Dataset items
┄┄┄┄┄┄

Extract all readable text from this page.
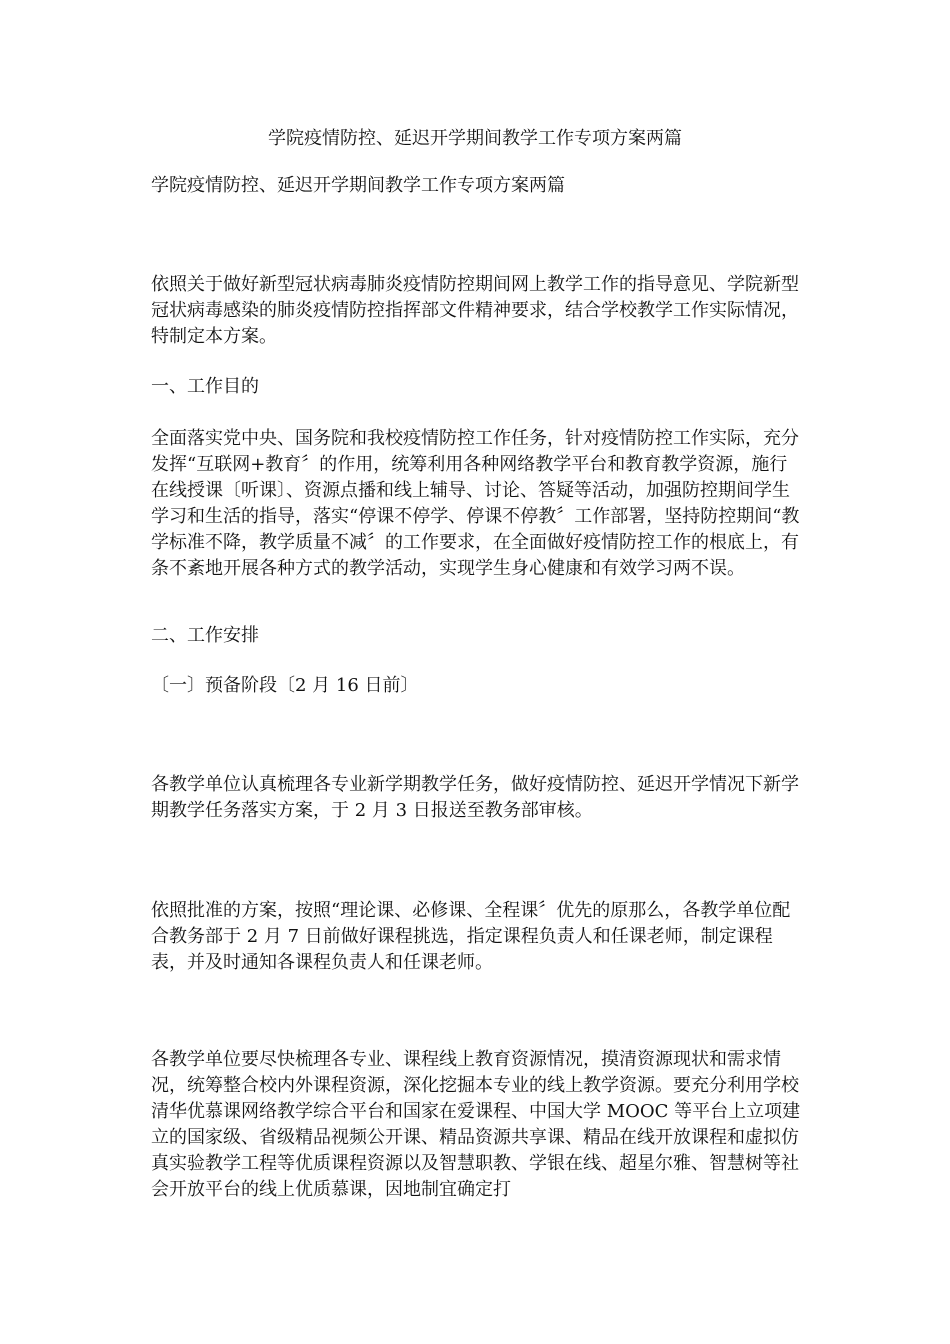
学院疫情防控、延迟开学期间教学工作专项方案两篇

学院疫情防控、延迟开学期间教学工作专项方案两篇

依照关于做好新型冠状病毒肺炎疫情防控期间网上教学工作的指导意见、学院新型冠状病毒感染的肺炎疫情防控指挥部文件精神要求，结合学校教学工作实际情况，特制定本方案。

一、工作目的

全面落实党中央、国务院和我校疫情防控工作任务，针对疫情防控工作实际，充分发挥“互联网+教育〞的作用，统筹利用各种网络教学平台和教育教学资源，施行在线授课〔听课〕、资源点播和线上辅导、讨论、答疑等活动，加强防控期间学生学习和生活的指导，落实“停课不停学、停课不停教〞工作部署，坚持防控期间“教学标准不降，教学质量不减〞的工作要求，在全面做好疫情防控工作的根底上，有条不紊地开展各种方式的教学活动，实现学生身心健康和有效学习两不误。

二、工作安排

〔一〕预备阶段〔2 月 16 日前〕

各教学单位认真梳理各专业新学期教学任务，做好疫情防控、延迟开学情况下新学期教学任务落实方案，于 2 月 3 日报送至教务部审核。

依照批准的方案，按照“理论课、必修课、全程课〞优先的原那么，各教学单位配合教务部于 2 月 7 日前做好课程挑选，指定课程负责人和任课老师，制定课程表，并及时通知各课程负责人和任课老师。

各教学单位要尽快梳理各专业、课程线上教育资源情况，摸清资源现状和需求情况，统筹整合校内外课程资源，深化挖掘本专业的线上教学资源。要充分利用学校清华优慕课网络教学综合平台和国家在爱课程、中国大学 MOOC 等平台上立项建立的国家级、省级精品视频公开课、精品资源共享课、精品在线开放课程和虚拟仿真实验教学工程等优质课程资源以及智慧职教、学银在线、超星尔雅、智慧树等社会开放平台的线上优质慕课，因地制宜确定打
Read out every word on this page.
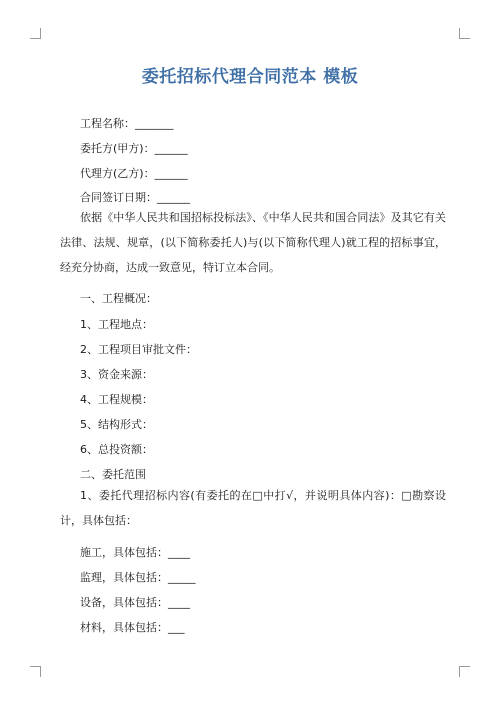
委托招标代理合同范本 模板
工程名称：_______
委托方(甲方)：______
代理方(乙方)：______
合同签订日期：______
依据《中华人民共和国招标投标法》、《中华人民共和国合同法》及其它有关法律、法规、规章，(以下简称委托人)与(以下简称代理人)就工程的招标事宜，经充分协商，达成一致意见，特订立本合同。
一、工程概况：
1、工程地点：
2、工程项目审批文件：
3、资金来源：
4、工程规模：
5、结构形式：
6、总投资额：
二、委托范围
1、委托代理招标内容(有委托的在□中打√，并说明具体内容)：□勘察设计，具体包括：
施工，具体包括：____
监理，具体包括：_____
设备，具体包括：____
材料，具体包括：___
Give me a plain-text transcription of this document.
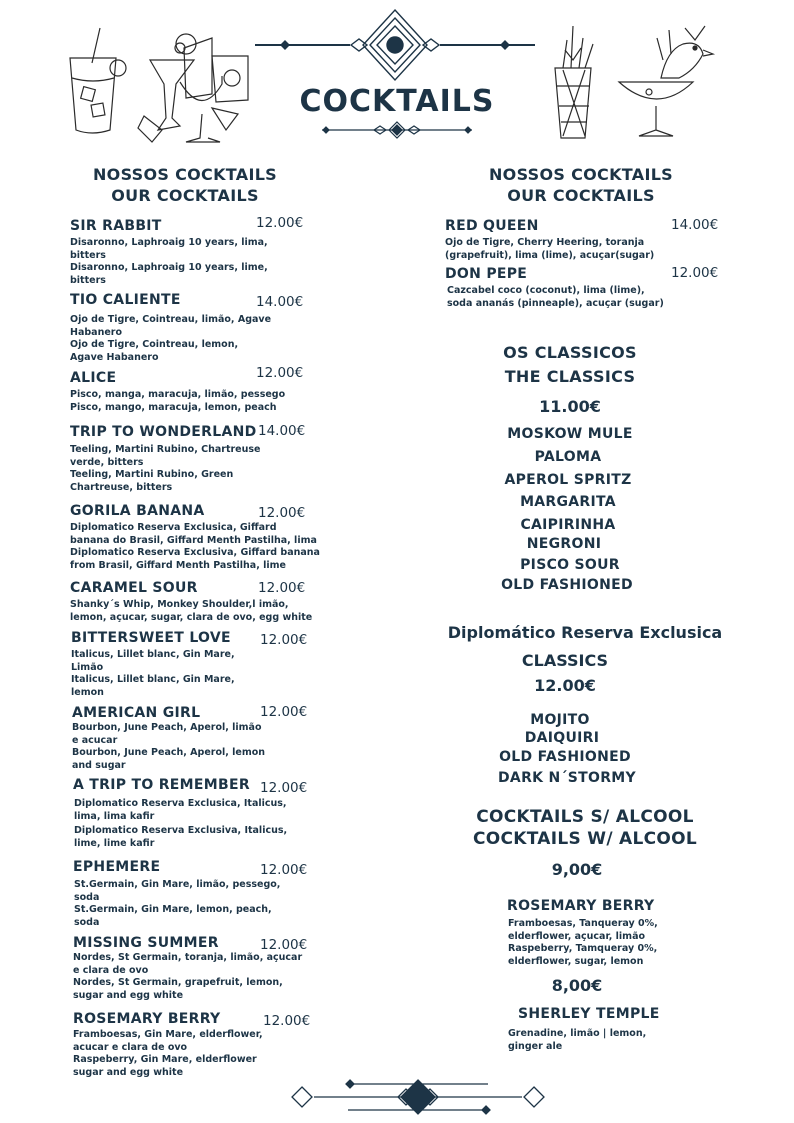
COCKTAILS
NOSSOS COCKTAILS
OUR COCKTAILS
SIR RABBIT	12.00€
Disaronno, Laphroaig 10 years, lima,
bitters
Disaronno, Laphroaig 10 years, lime,
bitters
TIO CALIENTE	14.00€
Ojo de Tigre, Cointreau, limão, Agave
Habanero
Ojo de Tigre, Cointreau, lemon,
Agave Habanero
ALICE	12.00€
Pisco, manga, maracuja, limão, pessego
Pisco, mango, maracuja, lemon, peach
TRIP TO WONDERLAND 14.00€
Teeling, Martini Rubino, Chartreuse
verde, bitters
Teeling, Martini Rubino, Green
Chartreuse, bitters
GORILA BANANA	12.00€
Diplomatico Reserva Exclusica, Giffard
banana do Brasil, Giffard Menth Pastilha, lima
Diplomatico Reserva Exclusiva, Giffard banana
from Brasil, Giffard Menth Pastilha, lime
CARAMEL SOUR	12.00€
Shanky´s Whip, Monkey Shoulder,l imão,
lemon, açucar, sugar, clara de ovo, egg white
BITTERSWEET LOVE 12.00€
Italicus, Lillet blanc, Gin Mare,
Limão
Italicus, Lillet blanc, Gin Mare,
lemon
AMERICAN GIRL	12.00€
Bourbon, June Peach, Aperol, limão
e acucar
Bourbon, June Peach, Aperol, lemon
and sugar
A TRIP TO REMEMBER 12.00€
Diplomatico Reserva Exclusica, Italicus,
lima, lima kafir
Diplomatico Reserva Exclusiva, Italicus,
lime, lime kafir
EPHEMERE	12.00€
St.Germain, Gin Mare, limão, pessego,
soda
St.Germain, Gin Mare, lemon, peach,
soda
MISSING SUMMER	12.00€
Nordes, St Germain, toranja, limão, açucar
e clara de ovo
Nordes, St Germain, grapefruit, lemon,
sugar and egg white
ROSEMARY BERRY	12.00€
Framboesas, Gin Mare, elderflower,
acucar e clara de ovo
Raspeberry, Gin Mare, elderflower
sugar and egg white
NOSSOS COCKTAILS
OUR COCKTAILS
RED QUEEN	14.00€
Ojo de Tigre, Cherry Heering, toranja
(grapefruit), lima (lime), acuçar(sugar)
DON PEPE	12.00€
Cazcabel coco (coconut), lima (lime),
soda ananás (pinneaple), acuçar (sugar)
OS CLASSICOS
THE CLASSICS
11.00€
MOSKOW MULE
PALOMA
APEROL SPRITZ
MARGARITA
CAIPIRINHA
NEGRONI
PISCO SOUR
OLD FASHIONED
Diplomático Reserva Exclusica
CLASSICS
12.00€
MOJITO
DAIQUIRI
OLD FASHIONED
DARK N´STORMY
COCKTAILS S/ ALCOOL
COCKTAILS W/ ALCOOL
9,00€
ROSEMARY BERRY
Framboesas, Tanqueray 0%,
elderflower, açucar, limão
Raspeberry, Tamqueray 0%,
elderflower, sugar, lemon
8,00€
SHERLEY TEMPLE
Grenadine, limão | lemon,
ginger ale
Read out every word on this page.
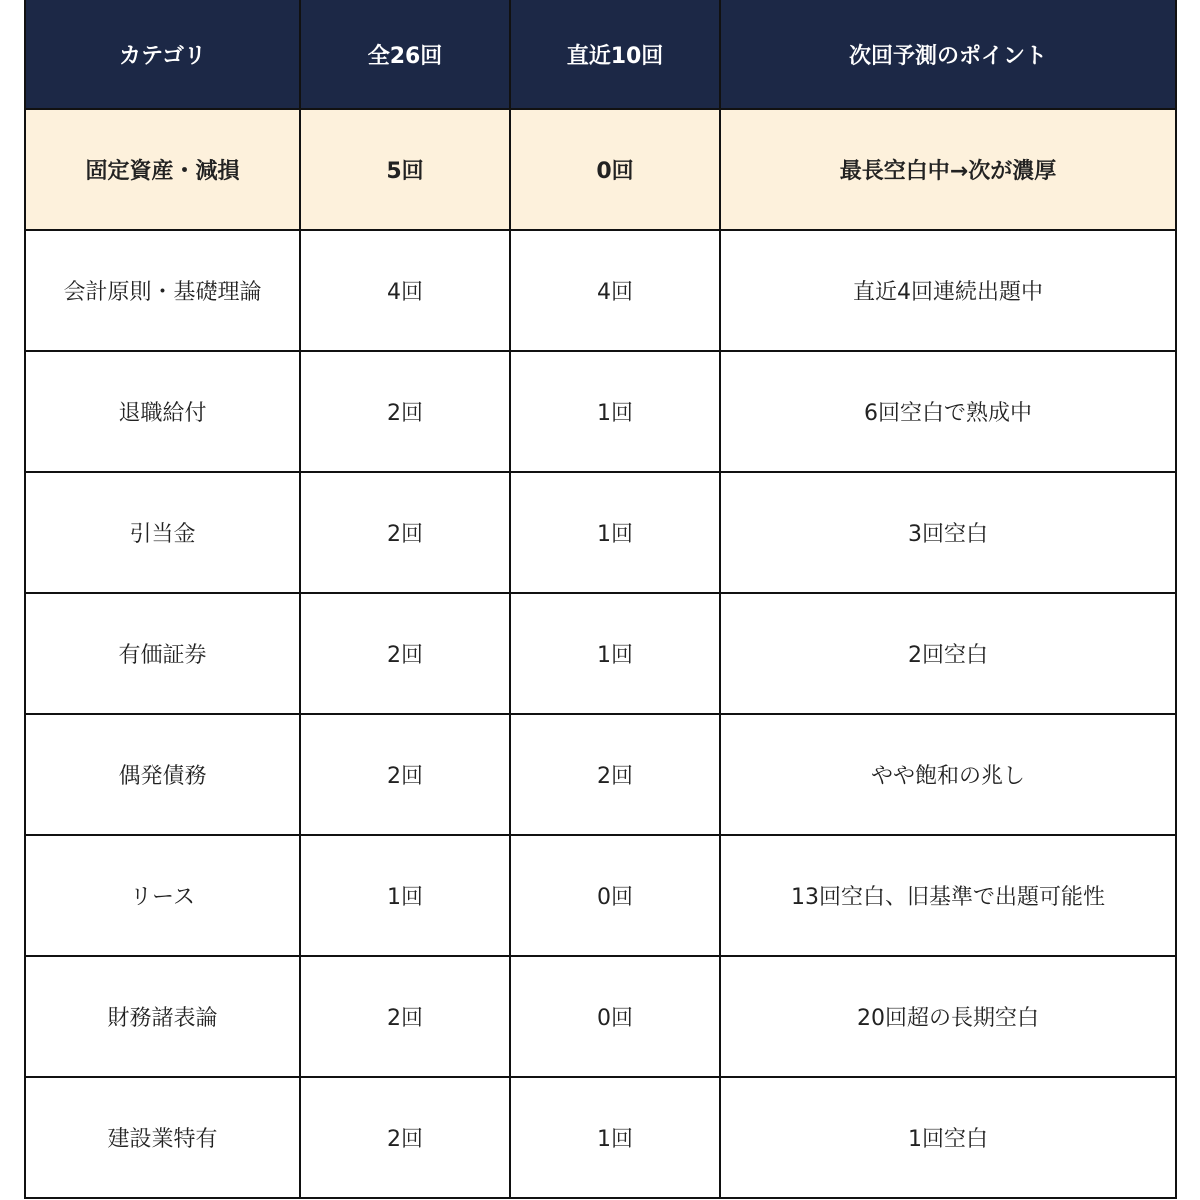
カテゴリ	全26回	直近10回	次回予測のポイント
固定資産・減損	5回	0回	最長空白中→次が濃厚
会計原則・基礎理論	4回	4回	直近4回連続出題中
退職給付	2回	1回	6回空白で熟成中
引当金	2回	1回	3回空白
有価証券	2回	1回	2回空白
偶発債務	2回	2回	やや飽和の兆し
リース	1回	0回	13回空白、旧基準で出題可能性
財務諸表論	2回	0回	20回超の長期空白
建設業特有	2回	1回	1回空白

┄┄┄┄┄┄

:: Given request ::
Using the listing above, list every line in which the string "June" occurs.

:: Written answer ::
Bourbon, June Peach, Aperol, limão
Bourbon, June Peach, Aperol, lemon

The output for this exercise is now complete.